## begin
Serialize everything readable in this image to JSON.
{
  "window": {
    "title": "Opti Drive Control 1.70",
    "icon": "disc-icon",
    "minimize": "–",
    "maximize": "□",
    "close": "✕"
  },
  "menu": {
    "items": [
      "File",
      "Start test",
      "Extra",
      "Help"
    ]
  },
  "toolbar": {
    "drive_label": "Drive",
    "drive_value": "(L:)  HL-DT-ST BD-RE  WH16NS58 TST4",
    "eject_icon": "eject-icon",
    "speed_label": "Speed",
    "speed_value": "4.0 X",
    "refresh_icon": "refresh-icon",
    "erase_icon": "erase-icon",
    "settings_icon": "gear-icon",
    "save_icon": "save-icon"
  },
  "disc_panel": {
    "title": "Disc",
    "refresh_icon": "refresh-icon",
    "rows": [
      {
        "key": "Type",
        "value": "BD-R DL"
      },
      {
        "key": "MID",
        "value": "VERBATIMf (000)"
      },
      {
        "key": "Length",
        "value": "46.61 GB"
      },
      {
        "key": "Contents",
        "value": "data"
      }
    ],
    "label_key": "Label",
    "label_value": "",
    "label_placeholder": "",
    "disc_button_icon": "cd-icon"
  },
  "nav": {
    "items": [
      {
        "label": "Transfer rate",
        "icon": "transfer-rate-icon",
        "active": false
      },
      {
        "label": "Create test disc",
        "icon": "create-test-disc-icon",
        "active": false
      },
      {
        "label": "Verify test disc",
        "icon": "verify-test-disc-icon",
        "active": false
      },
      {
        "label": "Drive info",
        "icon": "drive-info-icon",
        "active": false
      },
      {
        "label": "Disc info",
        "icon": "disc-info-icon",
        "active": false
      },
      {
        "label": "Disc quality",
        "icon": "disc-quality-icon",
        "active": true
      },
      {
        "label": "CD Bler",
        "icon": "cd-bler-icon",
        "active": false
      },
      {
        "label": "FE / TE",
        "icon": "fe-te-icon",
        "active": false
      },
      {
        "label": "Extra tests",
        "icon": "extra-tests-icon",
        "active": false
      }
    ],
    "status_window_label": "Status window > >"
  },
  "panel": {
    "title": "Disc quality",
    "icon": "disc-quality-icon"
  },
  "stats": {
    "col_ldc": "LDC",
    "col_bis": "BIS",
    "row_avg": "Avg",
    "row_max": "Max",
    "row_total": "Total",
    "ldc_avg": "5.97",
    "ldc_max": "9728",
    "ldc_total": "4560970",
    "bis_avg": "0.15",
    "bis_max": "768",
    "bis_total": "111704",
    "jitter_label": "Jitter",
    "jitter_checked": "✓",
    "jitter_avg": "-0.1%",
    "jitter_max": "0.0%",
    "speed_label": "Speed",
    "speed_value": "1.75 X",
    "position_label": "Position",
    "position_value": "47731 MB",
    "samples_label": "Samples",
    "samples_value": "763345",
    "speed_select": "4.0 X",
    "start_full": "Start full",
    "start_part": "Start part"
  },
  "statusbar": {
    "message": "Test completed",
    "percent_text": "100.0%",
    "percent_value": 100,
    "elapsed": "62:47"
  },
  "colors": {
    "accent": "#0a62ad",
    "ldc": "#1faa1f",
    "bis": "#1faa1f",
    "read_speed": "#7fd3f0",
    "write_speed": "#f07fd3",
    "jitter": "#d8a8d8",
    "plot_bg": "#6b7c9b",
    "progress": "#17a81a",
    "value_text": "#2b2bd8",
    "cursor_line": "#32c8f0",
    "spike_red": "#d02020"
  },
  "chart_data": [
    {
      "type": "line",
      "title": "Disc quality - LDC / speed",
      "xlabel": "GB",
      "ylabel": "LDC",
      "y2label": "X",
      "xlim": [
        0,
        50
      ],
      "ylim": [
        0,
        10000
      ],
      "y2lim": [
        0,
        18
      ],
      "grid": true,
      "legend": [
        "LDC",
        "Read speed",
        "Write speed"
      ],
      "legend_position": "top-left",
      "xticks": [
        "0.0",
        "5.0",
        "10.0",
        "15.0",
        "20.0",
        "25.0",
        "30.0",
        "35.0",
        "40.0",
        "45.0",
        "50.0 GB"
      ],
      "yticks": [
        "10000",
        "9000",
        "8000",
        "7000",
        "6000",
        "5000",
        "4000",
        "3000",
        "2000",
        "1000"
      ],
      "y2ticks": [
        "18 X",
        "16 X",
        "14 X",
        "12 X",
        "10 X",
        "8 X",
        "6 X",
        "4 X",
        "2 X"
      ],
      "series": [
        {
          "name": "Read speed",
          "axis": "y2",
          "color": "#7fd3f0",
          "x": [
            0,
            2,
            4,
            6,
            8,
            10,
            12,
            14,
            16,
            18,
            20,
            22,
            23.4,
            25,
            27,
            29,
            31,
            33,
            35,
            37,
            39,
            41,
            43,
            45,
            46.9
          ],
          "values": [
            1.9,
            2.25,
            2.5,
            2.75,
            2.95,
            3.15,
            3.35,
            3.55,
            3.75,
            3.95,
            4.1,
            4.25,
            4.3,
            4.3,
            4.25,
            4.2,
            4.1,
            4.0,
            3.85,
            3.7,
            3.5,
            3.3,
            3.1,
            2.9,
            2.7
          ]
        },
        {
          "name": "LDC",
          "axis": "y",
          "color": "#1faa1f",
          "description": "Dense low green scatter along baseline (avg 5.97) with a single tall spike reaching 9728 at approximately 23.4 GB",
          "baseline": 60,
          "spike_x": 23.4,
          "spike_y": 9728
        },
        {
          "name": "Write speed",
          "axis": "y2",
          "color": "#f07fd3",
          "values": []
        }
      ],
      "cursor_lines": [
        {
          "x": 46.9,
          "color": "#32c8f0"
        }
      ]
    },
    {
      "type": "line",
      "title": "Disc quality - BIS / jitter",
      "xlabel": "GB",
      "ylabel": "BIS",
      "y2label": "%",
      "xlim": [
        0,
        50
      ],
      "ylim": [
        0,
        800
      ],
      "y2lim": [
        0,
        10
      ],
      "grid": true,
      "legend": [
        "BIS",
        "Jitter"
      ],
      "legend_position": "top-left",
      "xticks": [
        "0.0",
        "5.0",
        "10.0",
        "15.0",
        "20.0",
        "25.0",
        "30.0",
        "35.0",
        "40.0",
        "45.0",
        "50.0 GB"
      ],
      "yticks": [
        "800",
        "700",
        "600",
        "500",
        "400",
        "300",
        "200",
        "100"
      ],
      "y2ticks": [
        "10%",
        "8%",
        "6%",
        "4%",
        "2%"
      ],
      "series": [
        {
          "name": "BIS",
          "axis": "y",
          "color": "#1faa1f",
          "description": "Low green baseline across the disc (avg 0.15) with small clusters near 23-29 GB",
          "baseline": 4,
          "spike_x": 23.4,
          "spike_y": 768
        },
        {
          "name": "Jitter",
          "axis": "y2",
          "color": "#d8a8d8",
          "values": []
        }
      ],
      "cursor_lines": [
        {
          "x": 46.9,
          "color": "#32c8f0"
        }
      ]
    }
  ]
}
## end
GIVEN PROBLEM: Repeat every entry word for word.

EXERCISE SOLUTION:
Serialize everything readable in this image to JSON.
{
  "window": {
    "title": "Opti Drive Control 1.70",
    "icon": "disc-icon",
    "minimize": "–",
    "maximize": "□",
    "close": "✕"
  },
  "menu": {
    "items": [
      "File",
      "Start test",
      "Extra",
      "Help"
    ]
  },
  "toolbar": {
    "drive_label": "Drive",
    "drive_value": "(L:)  HL-DT-ST BD-RE  WH16NS58 TST4",
    "eject_icon": "eject-icon",
    "speed_label": "Speed",
    "speed_value": "4.0 X",
    "refresh_icon": "refresh-icon",
    "erase_icon": "erase-icon",
    "settings_icon": "gear-icon",
    "save_icon": "save-icon"
  },
  "disc_panel": {
    "title": "Disc",
    "refresh_icon": "refresh-icon",
    "rows": [
      {
        "key": "Type",
        "value": "BD-R DL"
      },
      {
        "key": "MID",
        "value": "VERBATIMf (000)"
      },
      {
        "key": "Length",
        "value": "46.61 GB"
      },
      {
        "key": "Contents",
        "value": "data"
      }
    ],
    "label_key": "Label",
    "label_value": "",
    "label_placeholder": "",
    "disc_button_icon": "cd-icon"
  },
  "nav": {
    "items": [
      {
        "label": "Transfer rate",
        "icon": "transfer-rate-icon",
        "active": false
      },
      {
        "label": "Create test disc",
        "icon": "create-test-disc-icon",
        "active": false
      },
      {
        "label": "Verify test disc",
        "icon": "verify-test-disc-icon",
        "active": false
      },
      {
        "label": "Drive info",
        "icon": "drive-info-icon",
        "active": false
      },
      {
        "label": "Disc info",
        "icon": "disc-info-icon",
        "active": false
      },
      {
        "label": "Disc quality",
        "icon": "disc-quality-icon",
        "active": true
      },
      {
        "label": "CD Bler",
        "icon": "cd-bler-icon",
        "active": false
      },
      {
        "label": "FE / TE",
        "icon": "fe-te-icon",
        "active": false
      },
      {
        "label": "Extra tests",
        "icon": "extra-tests-icon",
        "active": false
      }
    ],
    "status_window_label": "Status window > >"
  },
  "panel": {
    "title": "Disc quality",
    "icon": "disc-quality-icon"
  },
  "stats": {
    "col_ldc": "LDC",
    "col_bis": "BIS",
    "row_avg": "Avg",
    "row_max": "Max",
    "row_total": "Total",
    "ldc_avg": "5.97",
    "ldc_max": "9728",
    "ldc_total": "4560970",
    "bis_avg": "0.15",
    "bis_max": "768",
    "bis_total": "111704",
    "jitter_label": "Jitter",
    "jitter_checked": "✓",
    "jitter_avg": "-0.1%",
    "jitter_max": "0.0%",
    "speed_label": "Speed",
    "speed_value": "1.75 X",
    "position_label": "Position",
    "position_value": "47731 MB",
    "samples_label": "Samples",
    "samples_value": "763345",
    "speed_select": "4.0 X",
    "start_full": "Start full",
    "start_part": "Start part"
  },
  "statusbar": {
    "message": "Test completed",
    "percent_text": "100.0%",
    "percent_value": 100,
    "elapsed": "62:47"
  },
  "colors": {
    "accent": "#0a62ad",
    "ldc": "#1faa1f",
    "bis": "#1faa1f",
    "read_speed": "#7fd3f0",
    "write_speed": "#f07fd3",
    "jitter": "#d8a8d8",
    "plot_bg": "#6b7c9b",
    "progress": "#17a81a",
    "value_text": "#2b2bd8",
    "cursor_line": "#32c8f0",
    "spike_red": "#d02020"
  },
  "chart_data": [
    {
      "type": "line",
      "title": "Disc quality - LDC / speed",
      "xlabel": "GB",
      "ylabel": "LDC",
      "y2label": "X",
      "xlim": [
        0,
        50
      ],
      "ylim": [
        0,
        10000
      ],
      "y2lim": [
        0,
        18
      ],
      "grid": true,
      "legend": [
        "LDC",
        "Read speed",
        "Write speed"
      ],
      "legend_position": "top-left",
      "xticks": [
        "0.0",
        "5.0",
        "10.0",
        "15.0",
        "20.0",
        "25.0",
        "30.0",
        "35.0",
        "40.0",
        "45.0",
        "50.0 GB"
      ],
      "yticks": [
        "10000",
        "9000",
        "8000",
        "7000",
        "6000",
        "5000",
        "4000",
        "3000",
        "2000",
        "1000"
      ],
      "y2ticks": [
        "18 X",
        "16 X",
        "14 X",
        "12 X",
        "10 X",
        "8 X",
        "6 X",
        "4 X",
        "2 X"
      ],
      "series": [
        {
          "name": "Read speed",
          "axis": "y2",
          "color": "#7fd3f0",
          "x": [
            0,
            2,
            4,
            6,
            8,
            10,
            12,
            14,
            16,
            18,
            20,
            22,
            23.4,
            25,
            27,
            29,
            31,
            33,
            35,
            37,
            39,
            41,
            43,
            45,
            46.9
          ],
          "values": [
            1.9,
            2.25,
            2.5,
            2.75,
            2.95,
            3.15,
            3.35,
            3.55,
            3.75,
            3.95,
            4.1,
            4.25,
            4.3,
            4.3,
            4.25,
            4.2,
            4.1,
            4.0,
            3.85,
            3.7,
            3.5,
            3.3,
            3.1,
            2.9,
            2.7
          ]
        },
        {
          "name": "LDC",
          "axis": "y",
          "color": "#1faa1f",
          "description": "Dense low green scatter along baseline (avg 5.97) with a single tall spike reaching 9728 at approximately 23.4 GB",
          "baseline": 60,
          "spike_x": 23.4,
          "spike_y": 9728
        },
        {
          "name": "Write speed",
          "axis": "y2",
          "color": "#f07fd3",
          "values": []
        }
      ],
      "cursor_lines": [
        {
          "x": 46.9,
          "color": "#32c8f0"
        }
      ]
    },
    {
      "type": "line",
      "title": "Disc quality - BIS / jitter",
      "xlabel": "GB",
      "ylabel": "BIS",
      "y2label": "%",
      "xlim": [
        0,
        50
      ],
      "ylim": [
        0,
        800
      ],
      "y2lim": [
        0,
        10
      ],
      "grid": true,
      "legend": [
        "BIS",
        "Jitter"
      ],
      "legend_position": "top-left",
      "xticks": [
        "0.0",
        "5.0",
        "10.0",
        "15.0",
        "20.0",
        "25.0",
        "30.0",
        "35.0",
        "40.0",
        "45.0",
        "50.0 GB"
      ],
      "yticks": [
        "800",
        "700",
        "600",
        "500",
        "400",
        "300",
        "200",
        "100"
      ],
      "y2ticks": [
        "10%",
        "8%",
        "6%",
        "4%",
        "2%"
      ],
      "series": [
        {
          "name": "BIS",
          "axis": "y",
          "color": "#1faa1f",
          "description": "Low green baseline across the disc (avg 0.15) with small clusters near 23-29 GB",
          "baseline": 4,
          "spike_x": 23.4,
          "spike_y": 768
        },
        {
          "name": "Jitter",
          "axis": "y2",
          "color": "#d8a8d8",
          "values": []
        }
      ],
      "cursor_lines": [
        {
          "x": 46.9,
          "color": "#32c8f0"
        }
      ]
    }
  ]
}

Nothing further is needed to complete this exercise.